(Dataset records)
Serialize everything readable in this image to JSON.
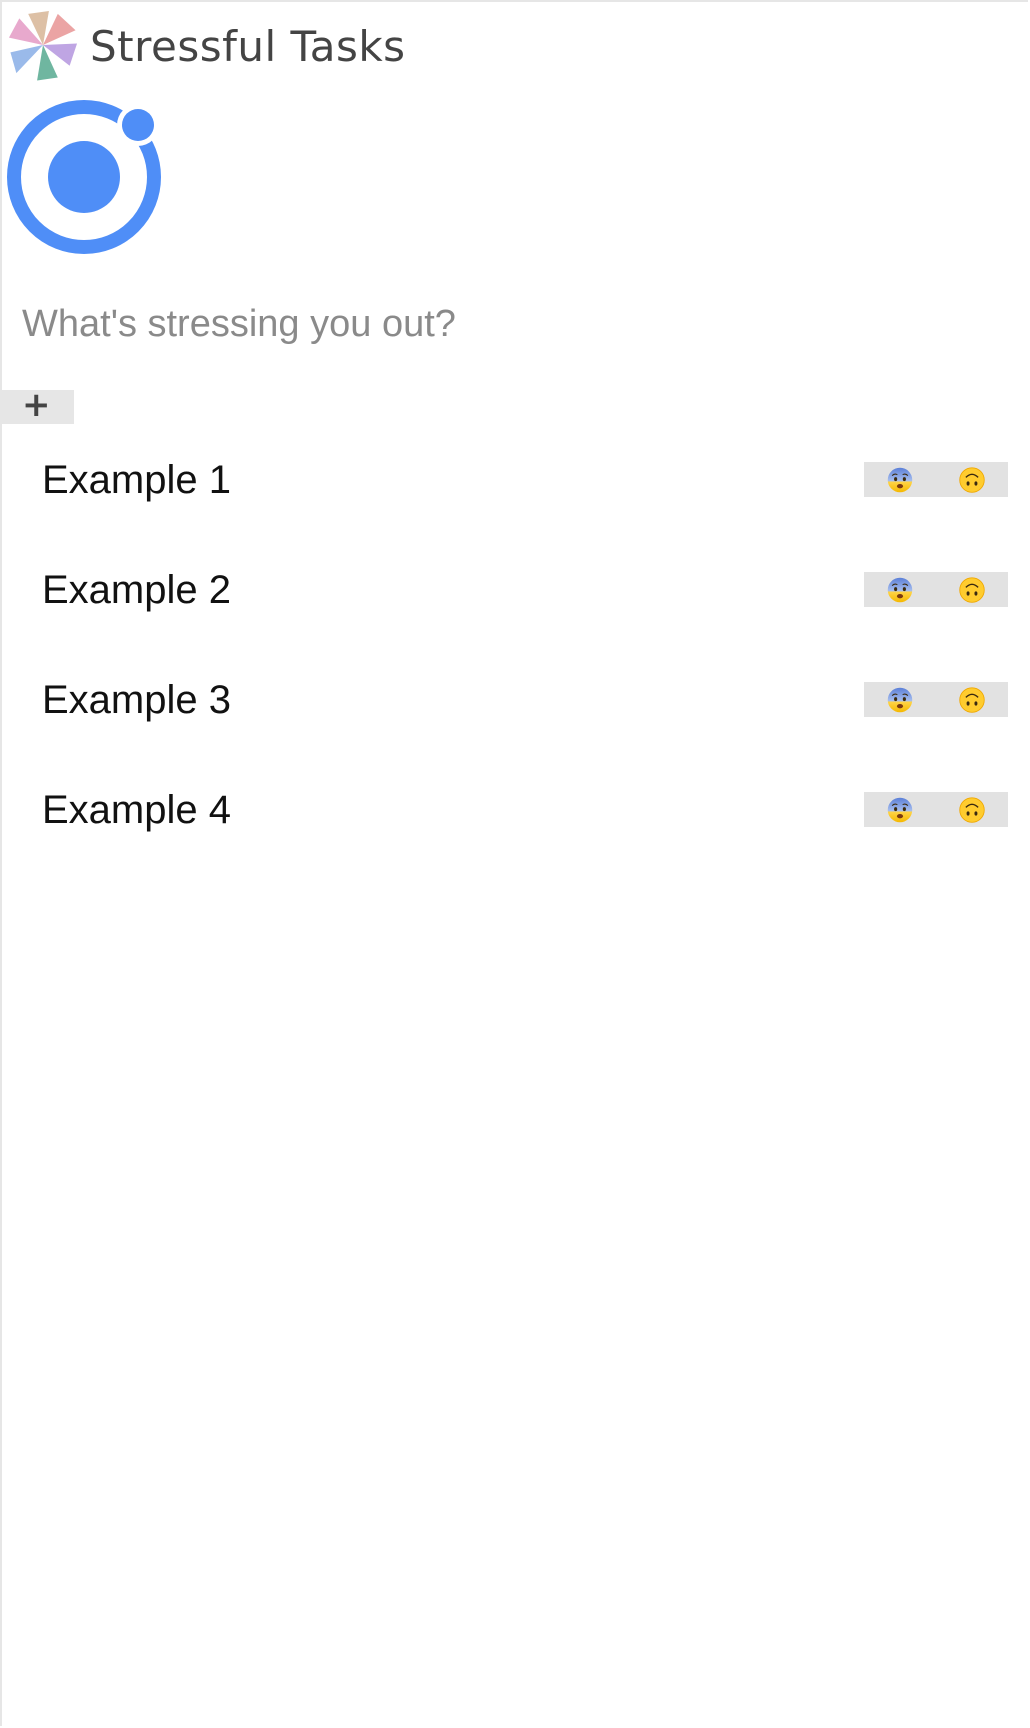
{
  "app": {
    "title": "Stressful Tasks"
  },
  "input": {
    "placeholder": "What's stressing you out?",
    "value": ""
  },
  "add_button": {
    "label": "+"
  },
  "tasks": [
    {
      "label": "Example 1",
      "actions": [
        "anxious-face-icon",
        "upside-down-face-icon"
      ]
    },
    {
      "label": "Example 2",
      "actions": [
        "anxious-face-icon",
        "upside-down-face-icon"
      ]
    },
    {
      "label": "Example 3",
      "actions": [
        "anxious-face-icon",
        "upside-down-face-icon"
      ]
    },
    {
      "label": "Example 4",
      "actions": [
        "anxious-face-icon",
        "upside-down-face-icon"
      ]
    }
  ],
  "colors": {
    "ionic_blue": "#4f8ef7",
    "button_gray": "#e6e6e6",
    "placeholder_gray": "#8a8a8a"
  }
}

> [Directions]: All of the records above must be copied exactly, except for the pictures.

> [Full answer]:
Serialize everything readable in this image to JSON.
{
  "app": {
    "title": "Stressful Tasks"
  },
  "input": {
    "placeholder": "What's stressing you out?",
    "value": ""
  },
  "add_button": {
    "label": "+"
  },
  "tasks": [
    {
      "label": "Example 1",
      "actions": [
        "anxious-face-icon",
        "upside-down-face-icon"
      ]
    },
    {
      "label": "Example 2",
      "actions": [
        "anxious-face-icon",
        "upside-down-face-icon"
      ]
    },
    {
      "label": "Example 3",
      "actions": [
        "anxious-face-icon",
        "upside-down-face-icon"
      ]
    },
    {
      "label": "Example 4",
      "actions": [
        "anxious-face-icon",
        "upside-down-face-icon"
      ]
    }
  ],
  "colors": {
    "ionic_blue": "#4f8ef7",
    "button_gray": "#e6e6e6",
    "placeholder_gray": "#8a8a8a"
  }
}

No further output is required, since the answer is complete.